### What needs to be done
Extract, from the listing that follows, each line containing the word "Output".

[Figure content listings]
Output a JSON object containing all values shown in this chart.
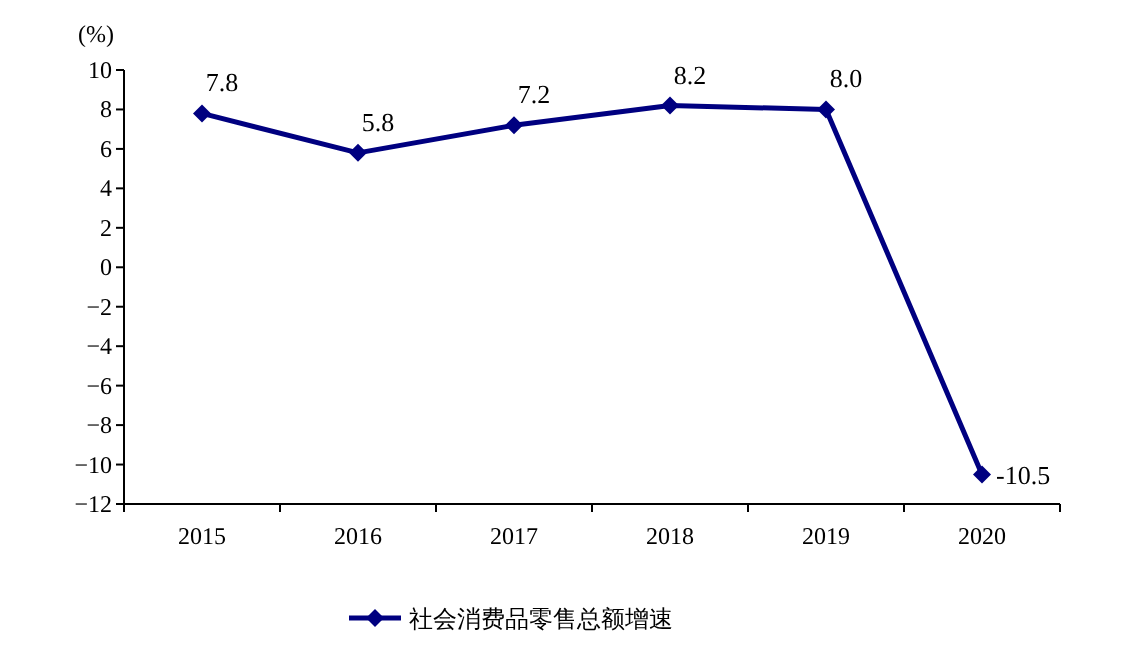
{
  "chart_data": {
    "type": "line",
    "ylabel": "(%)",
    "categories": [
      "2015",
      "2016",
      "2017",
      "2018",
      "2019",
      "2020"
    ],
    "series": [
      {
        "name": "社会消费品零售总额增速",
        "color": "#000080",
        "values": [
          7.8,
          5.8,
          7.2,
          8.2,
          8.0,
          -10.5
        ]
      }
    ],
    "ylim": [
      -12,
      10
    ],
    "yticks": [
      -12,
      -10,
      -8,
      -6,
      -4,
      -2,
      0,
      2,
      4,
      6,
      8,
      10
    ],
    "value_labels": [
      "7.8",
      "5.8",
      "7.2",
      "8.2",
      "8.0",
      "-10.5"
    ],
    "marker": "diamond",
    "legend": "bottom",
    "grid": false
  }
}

* * *

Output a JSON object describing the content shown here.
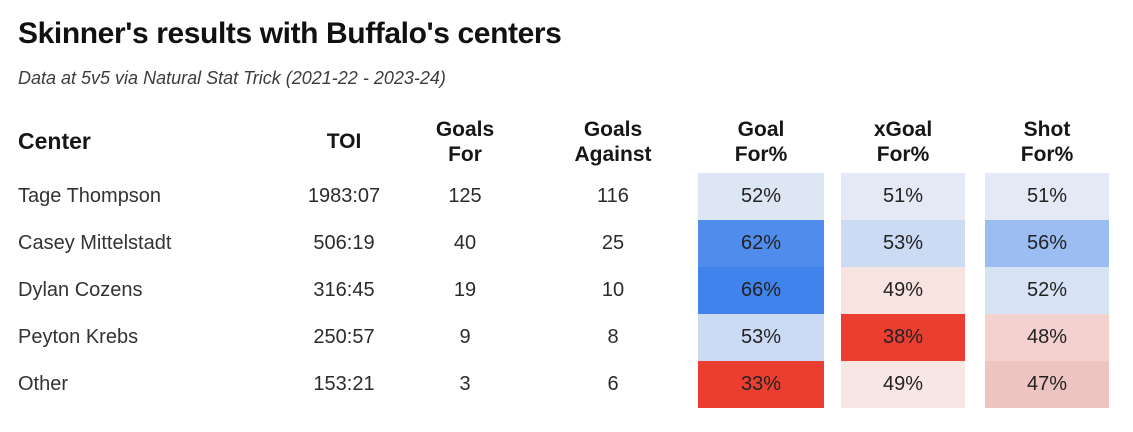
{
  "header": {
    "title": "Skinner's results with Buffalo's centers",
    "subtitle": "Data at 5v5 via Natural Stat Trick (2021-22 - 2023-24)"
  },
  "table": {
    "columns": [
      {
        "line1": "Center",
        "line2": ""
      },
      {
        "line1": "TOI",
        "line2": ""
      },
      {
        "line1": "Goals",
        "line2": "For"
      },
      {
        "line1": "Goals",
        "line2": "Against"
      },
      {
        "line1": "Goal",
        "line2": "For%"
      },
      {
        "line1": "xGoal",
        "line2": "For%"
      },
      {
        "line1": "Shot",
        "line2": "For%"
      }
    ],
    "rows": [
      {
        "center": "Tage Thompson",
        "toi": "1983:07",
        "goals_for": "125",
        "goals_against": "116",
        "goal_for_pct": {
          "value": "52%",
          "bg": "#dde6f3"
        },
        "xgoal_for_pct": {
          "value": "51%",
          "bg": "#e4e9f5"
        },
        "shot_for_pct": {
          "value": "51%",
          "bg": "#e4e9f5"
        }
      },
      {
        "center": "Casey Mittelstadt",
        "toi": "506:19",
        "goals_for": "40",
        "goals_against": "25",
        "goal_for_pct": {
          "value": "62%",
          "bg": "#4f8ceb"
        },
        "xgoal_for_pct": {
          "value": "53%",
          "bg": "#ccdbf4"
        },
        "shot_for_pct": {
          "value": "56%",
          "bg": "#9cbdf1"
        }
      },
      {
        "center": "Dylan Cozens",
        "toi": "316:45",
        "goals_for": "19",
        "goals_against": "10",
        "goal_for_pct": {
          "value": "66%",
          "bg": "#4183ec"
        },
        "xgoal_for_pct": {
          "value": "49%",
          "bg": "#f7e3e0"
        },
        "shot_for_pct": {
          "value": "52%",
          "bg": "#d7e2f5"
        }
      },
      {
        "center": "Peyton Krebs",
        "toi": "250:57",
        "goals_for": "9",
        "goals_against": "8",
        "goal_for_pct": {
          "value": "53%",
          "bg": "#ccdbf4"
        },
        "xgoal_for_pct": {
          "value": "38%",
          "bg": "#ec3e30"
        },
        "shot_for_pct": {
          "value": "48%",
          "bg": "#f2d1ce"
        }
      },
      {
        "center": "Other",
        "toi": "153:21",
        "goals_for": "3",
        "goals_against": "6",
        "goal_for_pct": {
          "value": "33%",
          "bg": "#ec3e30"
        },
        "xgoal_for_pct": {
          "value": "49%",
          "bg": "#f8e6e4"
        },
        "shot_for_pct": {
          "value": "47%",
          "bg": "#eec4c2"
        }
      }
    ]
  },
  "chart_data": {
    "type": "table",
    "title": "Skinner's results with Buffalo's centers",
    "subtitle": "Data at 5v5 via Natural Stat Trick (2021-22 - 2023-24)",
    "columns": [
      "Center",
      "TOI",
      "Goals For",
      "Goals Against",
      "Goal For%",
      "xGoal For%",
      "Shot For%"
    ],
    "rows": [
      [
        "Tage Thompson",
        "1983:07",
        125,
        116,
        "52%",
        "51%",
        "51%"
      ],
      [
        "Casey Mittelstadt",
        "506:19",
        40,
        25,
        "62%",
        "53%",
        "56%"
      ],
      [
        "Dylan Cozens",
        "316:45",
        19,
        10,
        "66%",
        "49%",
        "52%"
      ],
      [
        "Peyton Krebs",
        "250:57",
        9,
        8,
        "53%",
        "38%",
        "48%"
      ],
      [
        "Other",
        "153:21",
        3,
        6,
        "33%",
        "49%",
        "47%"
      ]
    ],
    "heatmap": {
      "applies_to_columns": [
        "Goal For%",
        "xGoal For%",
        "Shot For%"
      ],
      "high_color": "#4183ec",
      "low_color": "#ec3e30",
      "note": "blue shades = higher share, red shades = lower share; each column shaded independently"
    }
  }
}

==

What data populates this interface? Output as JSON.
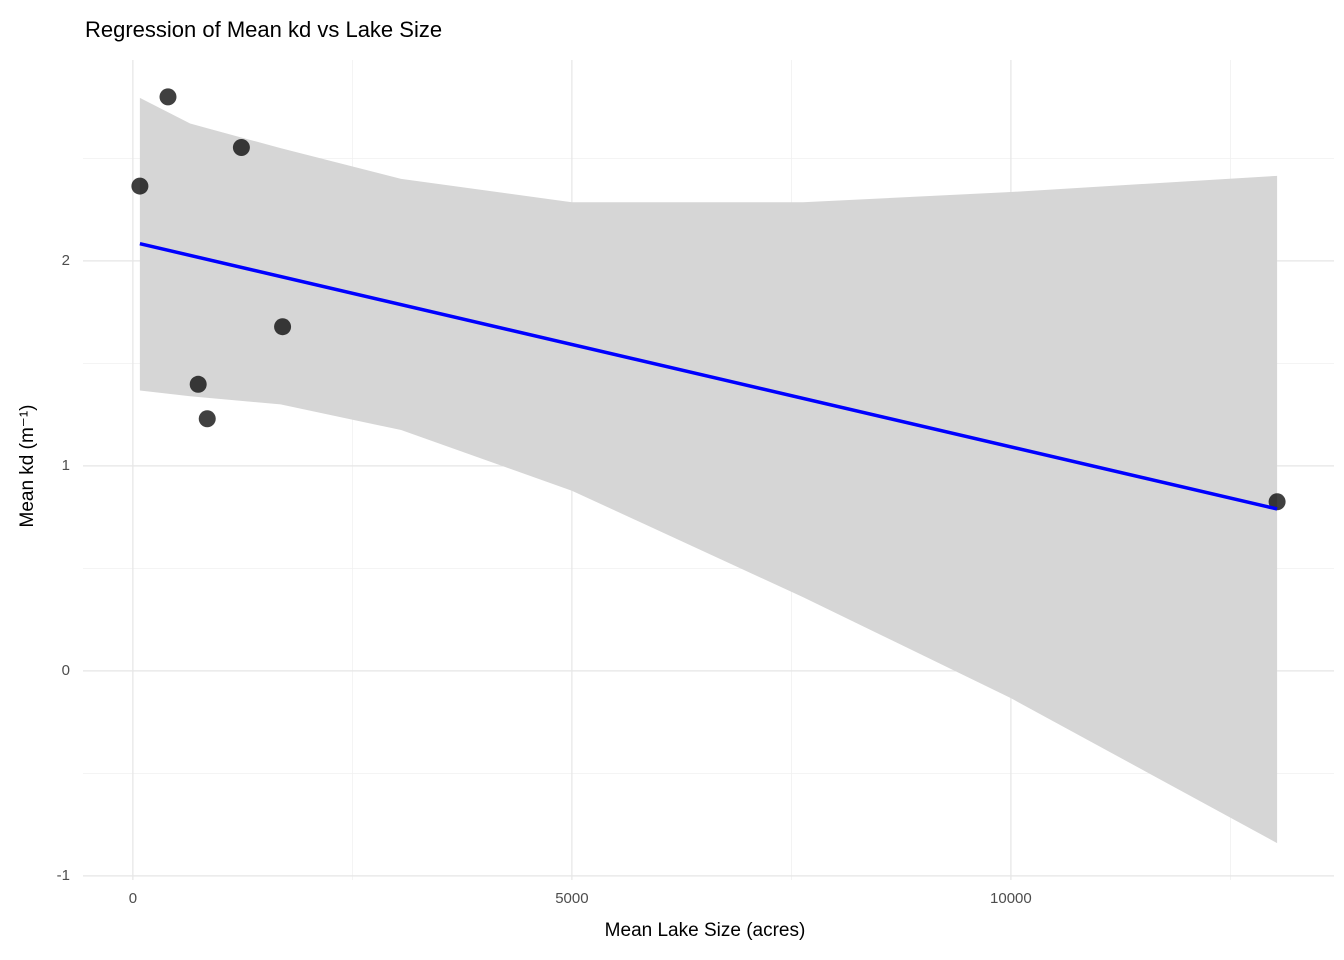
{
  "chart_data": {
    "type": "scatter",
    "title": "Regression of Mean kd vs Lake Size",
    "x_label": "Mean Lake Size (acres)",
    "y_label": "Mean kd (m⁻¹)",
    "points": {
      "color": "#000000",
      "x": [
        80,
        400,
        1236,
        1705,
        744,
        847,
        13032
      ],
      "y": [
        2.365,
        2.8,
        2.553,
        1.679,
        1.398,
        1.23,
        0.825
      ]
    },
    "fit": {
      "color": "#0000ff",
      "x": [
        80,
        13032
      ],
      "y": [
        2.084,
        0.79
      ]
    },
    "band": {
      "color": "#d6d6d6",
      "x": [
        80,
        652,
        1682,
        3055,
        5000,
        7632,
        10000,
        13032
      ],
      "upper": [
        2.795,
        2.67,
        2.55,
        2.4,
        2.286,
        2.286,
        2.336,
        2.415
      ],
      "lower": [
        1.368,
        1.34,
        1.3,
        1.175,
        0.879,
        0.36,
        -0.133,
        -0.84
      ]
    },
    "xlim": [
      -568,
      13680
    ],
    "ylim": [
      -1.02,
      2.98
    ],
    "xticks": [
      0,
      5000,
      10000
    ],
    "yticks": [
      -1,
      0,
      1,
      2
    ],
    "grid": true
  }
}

### Solution to the problem
Output a JSON object containing all values shown in this chart.
Output a JSON object describing the content shown here.
What data populates this interface? Output as JSON.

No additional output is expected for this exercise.